Records for this exercise:
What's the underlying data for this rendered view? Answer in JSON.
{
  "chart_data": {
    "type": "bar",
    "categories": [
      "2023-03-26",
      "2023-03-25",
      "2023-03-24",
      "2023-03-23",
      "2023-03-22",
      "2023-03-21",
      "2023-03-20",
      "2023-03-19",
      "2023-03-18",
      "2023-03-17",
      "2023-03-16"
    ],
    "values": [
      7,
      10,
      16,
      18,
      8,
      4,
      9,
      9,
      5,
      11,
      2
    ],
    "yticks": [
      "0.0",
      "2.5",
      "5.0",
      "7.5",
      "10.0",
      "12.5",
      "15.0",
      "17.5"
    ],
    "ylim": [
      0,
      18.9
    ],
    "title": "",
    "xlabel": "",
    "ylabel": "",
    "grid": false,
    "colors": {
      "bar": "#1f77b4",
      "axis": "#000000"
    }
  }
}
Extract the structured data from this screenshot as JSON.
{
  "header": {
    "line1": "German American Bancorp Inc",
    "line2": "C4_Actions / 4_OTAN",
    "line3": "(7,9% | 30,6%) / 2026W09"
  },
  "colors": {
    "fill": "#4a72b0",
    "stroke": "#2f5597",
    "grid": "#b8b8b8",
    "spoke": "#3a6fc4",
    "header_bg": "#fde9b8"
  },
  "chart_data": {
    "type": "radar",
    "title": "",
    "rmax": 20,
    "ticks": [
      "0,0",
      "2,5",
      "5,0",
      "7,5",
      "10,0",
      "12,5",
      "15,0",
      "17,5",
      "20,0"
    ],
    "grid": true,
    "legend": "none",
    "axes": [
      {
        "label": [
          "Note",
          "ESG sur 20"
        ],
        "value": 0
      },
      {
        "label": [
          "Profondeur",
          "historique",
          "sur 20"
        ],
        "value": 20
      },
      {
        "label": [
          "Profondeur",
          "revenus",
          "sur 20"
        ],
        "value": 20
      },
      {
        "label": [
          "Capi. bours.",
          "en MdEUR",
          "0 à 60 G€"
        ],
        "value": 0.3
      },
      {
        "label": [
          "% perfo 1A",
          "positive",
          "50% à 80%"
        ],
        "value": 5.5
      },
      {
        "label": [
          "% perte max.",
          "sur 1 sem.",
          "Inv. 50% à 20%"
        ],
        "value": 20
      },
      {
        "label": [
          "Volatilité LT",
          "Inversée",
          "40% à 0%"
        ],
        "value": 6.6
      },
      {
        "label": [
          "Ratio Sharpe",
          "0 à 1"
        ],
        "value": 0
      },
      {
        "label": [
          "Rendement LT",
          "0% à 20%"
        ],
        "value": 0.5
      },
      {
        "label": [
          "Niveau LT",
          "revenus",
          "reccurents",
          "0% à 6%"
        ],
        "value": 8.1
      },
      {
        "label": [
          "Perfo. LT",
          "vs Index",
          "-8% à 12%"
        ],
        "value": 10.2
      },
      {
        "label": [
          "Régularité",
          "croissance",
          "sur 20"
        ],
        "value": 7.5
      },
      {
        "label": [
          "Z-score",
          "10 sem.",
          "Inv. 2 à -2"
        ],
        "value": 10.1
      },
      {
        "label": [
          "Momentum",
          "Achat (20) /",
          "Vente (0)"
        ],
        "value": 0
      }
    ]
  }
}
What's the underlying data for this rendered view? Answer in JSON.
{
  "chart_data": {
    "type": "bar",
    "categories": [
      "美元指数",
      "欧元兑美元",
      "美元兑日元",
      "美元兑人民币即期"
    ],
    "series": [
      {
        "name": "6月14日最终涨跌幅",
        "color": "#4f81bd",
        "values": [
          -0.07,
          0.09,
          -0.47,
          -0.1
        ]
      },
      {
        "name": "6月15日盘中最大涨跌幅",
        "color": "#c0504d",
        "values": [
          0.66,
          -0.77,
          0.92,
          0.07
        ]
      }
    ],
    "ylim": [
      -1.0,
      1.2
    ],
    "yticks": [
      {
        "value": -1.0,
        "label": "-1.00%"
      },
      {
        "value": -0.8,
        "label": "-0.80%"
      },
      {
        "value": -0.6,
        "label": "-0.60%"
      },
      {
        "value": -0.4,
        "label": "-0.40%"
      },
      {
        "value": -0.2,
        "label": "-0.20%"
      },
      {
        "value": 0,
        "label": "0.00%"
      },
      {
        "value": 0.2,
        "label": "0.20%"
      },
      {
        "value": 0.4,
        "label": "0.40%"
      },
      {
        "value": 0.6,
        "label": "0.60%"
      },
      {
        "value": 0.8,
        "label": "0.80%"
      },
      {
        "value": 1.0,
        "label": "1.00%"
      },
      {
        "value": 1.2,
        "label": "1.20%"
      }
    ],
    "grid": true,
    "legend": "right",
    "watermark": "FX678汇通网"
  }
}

Task objective:
Reproduce all the records precisely.

Response below:
What's the underlying data for this rendered view? Answer in JSON.
{
  "chart_data": {
    "type": "bar",
    "categories": [
      "2023-03-26",
      "2023-03-25",
      "2023-03-24",
      "2023-03-23",
      "2023-03-22",
      "2023-03-21",
      "2023-03-20",
      "2023-03-19",
      "2023-03-18",
      "2023-03-17",
      "2023-03-16"
    ],
    "values": [
      7,
      10,
      16,
      18,
      8,
      4,
      9,
      9,
      5,
      11,
      2
    ],
    "yticks": [
      "0.0",
      "2.5",
      "5.0",
      "7.5",
      "10.0",
      "12.5",
      "15.0",
      "17.5"
    ],
    "ylim": [
      0,
      18.9
    ],
    "title": "",
    "xlabel": "",
    "ylabel": "",
    "grid": false,
    "colors": {
      "bar": "#1f77b4",
      "axis": "#000000"
    }
  }
}
Extract the structured data from this screenshot as JSON.
{
  "header": {
    "line1": "German American Bancorp Inc",
    "line2": "C4_Actions / 4_OTAN",
    "line3": "(7,9% | 30,6%) / 2026W09"
  },
  "colors": {
    "fill": "#4a72b0",
    "stroke": "#2f5597",
    "grid": "#b8b8b8",
    "spoke": "#3a6fc4",
    "header_bg": "#fde9b8"
  },
  "chart_data": {
    "type": "radar",
    "title": "",
    "rmax": 20,
    "ticks": [
      "0,0",
      "2,5",
      "5,0",
      "7,5",
      "10,0",
      "12,5",
      "15,0",
      "17,5",
      "20,0"
    ],
    "grid": true,
    "legend": "none",
    "axes": [
      {
        "label": [
          "Note",
          "ESG sur 20"
        ],
        "value": 0
      },
      {
        "label": [
          "Profondeur",
          "historique",
          "sur 20"
        ],
        "value": 20
      },
      {
        "label": [
          "Profondeur",
          "revenus",
          "sur 20"
        ],
        "value": 20
      },
      {
        "label": [
          "Capi. bours.",
          "en MdEUR",
          "0 à 60 G€"
        ],
        "value": 0.3
      },
      {
        "label": [
          "% perfo 1A",
          "positive",
          "50% à 80%"
        ],
        "value": 5.5
      },
      {
        "label": [
          "% perte max.",
          "sur 1 sem.",
          "Inv. 50% à 20%"
        ],
        "value": 20
      },
      {
        "label": [
          "Volatilité LT",
          "Inversée",
          "40% à 0%"
        ],
        "value": 6.6
      },
      {
        "label": [
          "Ratio Sharpe",
          "0 à 1"
        ],
        "value": 0
      },
      {
        "label": [
          "Rendement LT",
          "0% à 20%"
        ],
        "value": 0.5
      },
      {
        "label": [
          "Niveau LT",
          "revenus",
          "reccurents",
          "0% à 6%"
        ],
        "value": 8.1
      },
      {
        "label": [
          "Perfo. LT",
          "vs Index",
          "-8% à 12%"
        ],
        "value": 10.2
      },
      {
        "label": [
          "Régularité",
          "croissance",
          "sur 20"
        ],
        "value": 7.5
      },
      {
        "label": [
          "Z-score",
          "10 sem.",
          "Inv. 2 à -2"
        ],
        "value": 10.1
      },
      {
        "label": [
          "Momentum",
          "Achat (20) /",
          "Vente (0)"
        ],
        "value": 0
      }
    ]
  }
}
What's the underlying data for this rendered view? Answer in JSON.
{
  "chart_data": {
    "type": "bar",
    "categories": [
      "美元指数",
      "欧元兑美元",
      "美元兑日元",
      "美元兑人民币即期"
    ],
    "series": [
      {
        "name": "6月14日最终涨跌幅",
        "color": "#4f81bd",
        "values": [
          -0.07,
          0.09,
          -0.47,
          -0.1
        ]
      },
      {
        "name": "6月15日盘中最大涨跌幅",
        "color": "#c0504d",
        "values": [
          0.66,
          -0.77,
          0.92,
          0.07
        ]
      }
    ],
    "ylim": [
      -1.0,
      1.2
    ],
    "yticks": [
      {
        "value": -1.0,
        "label": "-1.00%"
      },
      {
        "value": -0.8,
        "label": "-0.80%"
      },
      {
        "value": -0.6,
        "label": "-0.60%"
      },
      {
        "value": -0.4,
        "label": "-0.40%"
      },
      {
        "value": -0.2,
        "label": "-0.20%"
      },
      {
        "value": 0,
        "label": "0.00%"
      },
      {
        "value": 0.2,
        "label": "0.20%"
      },
      {
        "value": 0.4,
        "label": "0.40%"
      },
      {
        "value": 0.6,
        "label": "0.60%"
      },
      {
        "value": 0.8,
        "label": "0.80%"
      },
      {
        "value": 1.0,
        "label": "1.00%"
      },
      {
        "value": 1.2,
        "label": "1.20%"
      }
    ],
    "grid": true,
    "legend": "right",
    "watermark": "FX678汇通网"
  }
}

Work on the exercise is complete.